- _Exercise objective_: Omit every picture while repeating the entries exactly.

- _Data excerpts_:
____

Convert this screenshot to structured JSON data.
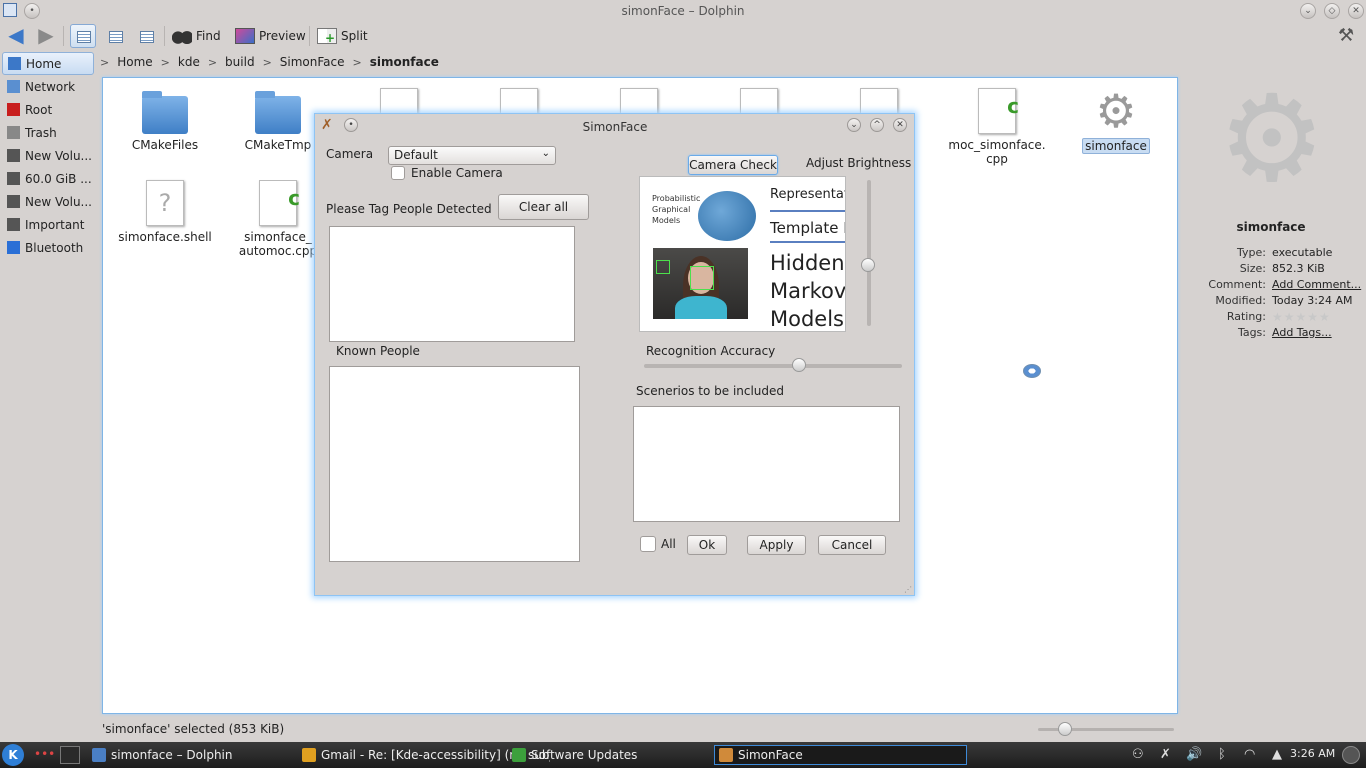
{
  "window": {
    "title": "simonFace – Dolphin"
  },
  "toolbar": {
    "find_label": "Find",
    "preview_label": "Preview",
    "split_label": "Split"
  },
  "places": [
    {
      "label": "Home",
      "icon": "home-icon",
      "color": "#3c78c8"
    },
    {
      "label": "Network",
      "icon": "network-icon",
      "color": "#5a8fd0"
    },
    {
      "label": "Root",
      "icon": "root-folder-icon",
      "color": "#c81e1e"
    },
    {
      "label": "Trash",
      "icon": "trash-icon",
      "color": "#888888"
    },
    {
      "label": "New Volu...",
      "icon": "drive-icon",
      "color": "#555555"
    },
    {
      "label": "60.0 GiB ...",
      "icon": "drive-icon",
      "color": "#555555"
    },
    {
      "label": "New Volu...",
      "icon": "drive-icon",
      "color": "#555555"
    },
    {
      "label": "Important",
      "icon": "drive-icon",
      "color": "#555555"
    },
    {
      "label": "Bluetooth",
      "icon": "bluetooth-icon",
      "color": "#2a6fd6"
    }
  ],
  "breadcrumb": [
    "Home",
    "kde",
    "build",
    "SimonFace",
    "simonface"
  ],
  "files": {
    "cmakefiles": "CMakeFiles",
    "cmaketmp": "CMakeTmp",
    "moc": "moc_simonface.\ncpp",
    "simonface": "simonface",
    "shell": "simonface.shell",
    "automoc": "simonface_\nautomoc.cpp"
  },
  "statusbar": {
    "text": "'simonface' selected (853 KiB)"
  },
  "info": {
    "name": "simonface",
    "type_label": "Type:",
    "type": "executable",
    "size_label": "Size:",
    "size": "852.3 KiB",
    "comment_label": "Comment:",
    "comment": "Add Comment...",
    "modified_label": "Modified:",
    "modified": "Today 3:24 AM",
    "rating_label": "Rating:",
    "rating": 0,
    "tags_label": "Tags:",
    "tags": "Add Tags..."
  },
  "dialog": {
    "title": "SimonFace",
    "camera_label": "Camera",
    "camera_value": "Default",
    "enable_camera_label": "Enable Camera",
    "tag_label": "Please Tag People Detected",
    "clear_all_label": "Clear all",
    "known_people_label": "Known People",
    "camera_check_label": "Camera Check",
    "adjust_brightness_label": "Adjust Brightness",
    "recognition_accuracy_label": "Recognition Accuracy",
    "scenarios_label": "Scenerios to be included",
    "all_label": "All",
    "ok_label": "Ok",
    "apply_label": "Apply",
    "cancel_label": "Cancel",
    "brightness_level": 0.42,
    "accuracy_level": 0.6,
    "slide": {
      "small_text": "Probabilistic\nGraphical\nModels",
      "line1": "Representati",
      "line2": "Template M",
      "line3": "Hidden",
      "line4": "Markov",
      "line5": "Models"
    }
  },
  "taskbar": {
    "tasks": [
      {
        "label": "simonface – Dolphin",
        "icon": "dolphin-icon",
        "color": "#4a7fc4"
      },
      {
        "label": "Gmail - Re: [Kde-accessibility] (no subject)",
        "icon": "chrome-icon",
        "color": "#e0a020"
      },
      {
        "label": "Software Updates",
        "icon": "updates-icon",
        "color": "#3ca03c"
      },
      {
        "label": "SimonFace",
        "icon": "simonface-icon",
        "color": "#d08a3a"
      }
    ],
    "clock": "3:26 AM"
  }
}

____

- _Solution for this problem_:
Convert this screenshot to structured JSON data.
{
  "window": {
    "title": "simonFace – Dolphin"
  },
  "toolbar": {
    "find_label": "Find",
    "preview_label": "Preview",
    "split_label": "Split"
  },
  "places": [
    {
      "label": "Home",
      "icon": "home-icon",
      "color": "#3c78c8"
    },
    {
      "label": "Network",
      "icon": "network-icon",
      "color": "#5a8fd0"
    },
    {
      "label": "Root",
      "icon": "root-folder-icon",
      "color": "#c81e1e"
    },
    {
      "label": "Trash",
      "icon": "trash-icon",
      "color": "#888888"
    },
    {
      "label": "New Volu...",
      "icon": "drive-icon",
      "color": "#555555"
    },
    {
      "label": "60.0 GiB ...",
      "icon": "drive-icon",
      "color": "#555555"
    },
    {
      "label": "New Volu...",
      "icon": "drive-icon",
      "color": "#555555"
    },
    {
      "label": "Important",
      "icon": "drive-icon",
      "color": "#555555"
    },
    {
      "label": "Bluetooth",
      "icon": "bluetooth-icon",
      "color": "#2a6fd6"
    }
  ],
  "breadcrumb": [
    "Home",
    "kde",
    "build",
    "SimonFace",
    "simonface"
  ],
  "files": {
    "cmakefiles": "CMakeFiles",
    "cmaketmp": "CMakeTmp",
    "moc": "moc_simonface.\ncpp",
    "simonface": "simonface",
    "shell": "simonface.shell",
    "automoc": "simonface_\nautomoc.cpp"
  },
  "statusbar": {
    "text": "'simonface' selected (853 KiB)"
  },
  "info": {
    "name": "simonface",
    "type_label": "Type:",
    "type": "executable",
    "size_label": "Size:",
    "size": "852.3 KiB",
    "comment_label": "Comment:",
    "comment": "Add Comment...",
    "modified_label": "Modified:",
    "modified": "Today 3:24 AM",
    "rating_label": "Rating:",
    "rating": 0,
    "tags_label": "Tags:",
    "tags": "Add Tags..."
  },
  "dialog": {
    "title": "SimonFace",
    "camera_label": "Camera",
    "camera_value": "Default",
    "enable_camera_label": "Enable Camera",
    "tag_label": "Please Tag People Detected",
    "clear_all_label": "Clear all",
    "known_people_label": "Known People",
    "camera_check_label": "Camera Check",
    "adjust_brightness_label": "Adjust Brightness",
    "recognition_accuracy_label": "Recognition Accuracy",
    "scenarios_label": "Scenerios to be included",
    "all_label": "All",
    "ok_label": "Ok",
    "apply_label": "Apply",
    "cancel_label": "Cancel",
    "brightness_level": 0.42,
    "accuracy_level": 0.6,
    "slide": {
      "small_text": "Probabilistic\nGraphical\nModels",
      "line1": "Representati",
      "line2": "Template M",
      "line3": "Hidden",
      "line4": "Markov",
      "line5": "Models"
    }
  },
  "taskbar": {
    "tasks": [
      {
        "label": "simonface – Dolphin",
        "icon": "dolphin-icon",
        "color": "#4a7fc4"
      },
      {
        "label": "Gmail - Re: [Kde-accessibility] (no subject)",
        "icon": "chrome-icon",
        "color": "#e0a020"
      },
      {
        "label": "Software Updates",
        "icon": "updates-icon",
        "color": "#3ca03c"
      },
      {
        "label": "SimonFace",
        "icon": "simonface-icon",
        "color": "#d08a3a"
      }
    ],
    "clock": "3:26 AM"
  }
}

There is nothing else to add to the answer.